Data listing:
....................

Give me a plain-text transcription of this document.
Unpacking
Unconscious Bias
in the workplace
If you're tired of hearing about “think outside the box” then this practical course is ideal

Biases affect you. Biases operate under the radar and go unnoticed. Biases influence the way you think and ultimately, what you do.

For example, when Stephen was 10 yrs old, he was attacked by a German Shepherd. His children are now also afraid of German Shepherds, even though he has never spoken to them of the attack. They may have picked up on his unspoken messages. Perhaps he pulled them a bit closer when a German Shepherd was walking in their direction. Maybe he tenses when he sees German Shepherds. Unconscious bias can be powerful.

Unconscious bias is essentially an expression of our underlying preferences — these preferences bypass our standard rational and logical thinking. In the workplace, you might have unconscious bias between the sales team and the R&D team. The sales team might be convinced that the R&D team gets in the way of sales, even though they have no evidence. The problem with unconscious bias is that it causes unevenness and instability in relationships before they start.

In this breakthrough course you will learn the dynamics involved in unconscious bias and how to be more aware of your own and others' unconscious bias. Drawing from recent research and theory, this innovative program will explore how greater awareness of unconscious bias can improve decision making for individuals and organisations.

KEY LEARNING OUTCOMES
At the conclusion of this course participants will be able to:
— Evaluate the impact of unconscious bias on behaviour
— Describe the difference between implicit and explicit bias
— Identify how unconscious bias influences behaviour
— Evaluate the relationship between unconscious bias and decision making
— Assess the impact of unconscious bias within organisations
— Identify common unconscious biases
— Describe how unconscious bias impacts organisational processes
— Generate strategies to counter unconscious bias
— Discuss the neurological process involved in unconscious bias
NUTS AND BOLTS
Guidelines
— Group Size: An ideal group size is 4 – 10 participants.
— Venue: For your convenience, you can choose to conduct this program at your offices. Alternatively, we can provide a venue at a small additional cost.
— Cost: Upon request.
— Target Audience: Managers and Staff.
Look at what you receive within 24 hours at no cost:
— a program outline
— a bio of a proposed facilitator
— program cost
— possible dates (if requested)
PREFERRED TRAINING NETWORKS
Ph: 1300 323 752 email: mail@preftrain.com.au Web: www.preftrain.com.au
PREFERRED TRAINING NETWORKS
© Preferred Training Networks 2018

....................

- TASK BRIEF:
Write the entire listing out again, word for word.

- RESPONSE BELOW:
Give me a plain-text transcription of this document.
Unpacking
Unconscious Bias
in the workplace
If you're tired of hearing about “think outside the box” then this practical course is ideal

Biases affect you. Biases operate under the radar and go unnoticed. Biases influence the way you think and ultimately, what you do.

For example, when Stephen was 10 yrs old, he was attacked by a German Shepherd. His children are now also afraid of German Shepherds, even though he has never spoken to them of the attack. They may have picked up on his unspoken messages. Perhaps he pulled them a bit closer when a German Shepherd was walking in their direction. Maybe he tenses when he sees German Shepherds. Unconscious bias can be powerful.

Unconscious bias is essentially an expression of our underlying preferences — these preferences bypass our standard rational and logical thinking. In the workplace, you might have unconscious bias between the sales team and the R&D team. The sales team might be convinced that the R&D team gets in the way of sales, even though they have no evidence. The problem with unconscious bias is that it causes unevenness and instability in relationships before they start.

In this breakthrough course you will learn the dynamics involved in unconscious bias and how to be more aware of your own and others' unconscious bias. Drawing from recent research and theory, this innovative program will explore how greater awareness of unconscious bias can improve decision making for individuals and organisations.

KEY LEARNING OUTCOMES
At the conclusion of this course participants will be able to:
— Evaluate the impact of unconscious bias on behaviour
— Describe the difference between implicit and explicit bias
— Identify how unconscious bias influences behaviour
— Evaluate the relationship between unconscious bias and decision making
— Assess the impact of unconscious bias within organisations
— Identify common unconscious biases
— Describe how unconscious bias impacts organisational processes
— Generate strategies to counter unconscious bias
— Discuss the neurological process involved in unconscious bias
NUTS AND BOLTS
Guidelines
— Group Size: An ideal group size is 4 – 10 participants.
— Venue: For your convenience, you can choose to conduct this program at your offices. Alternatively, we can provide a venue at a small additional cost.
— Cost: Upon request.
— Target Audience: Managers and Staff.
Look at what you receive within 24 hours at no cost:
— a program outline
— a bio of a proposed facilitator
— program cost
— possible dates (if requested)
PREFERRED TRAINING NETWORKS
Ph: 1300 323 752 email: mail@preftrain.com.au Web: www.preftrain.com.au
PREFERRED TRAINING NETWORKS
© Preferred Training Networks 2018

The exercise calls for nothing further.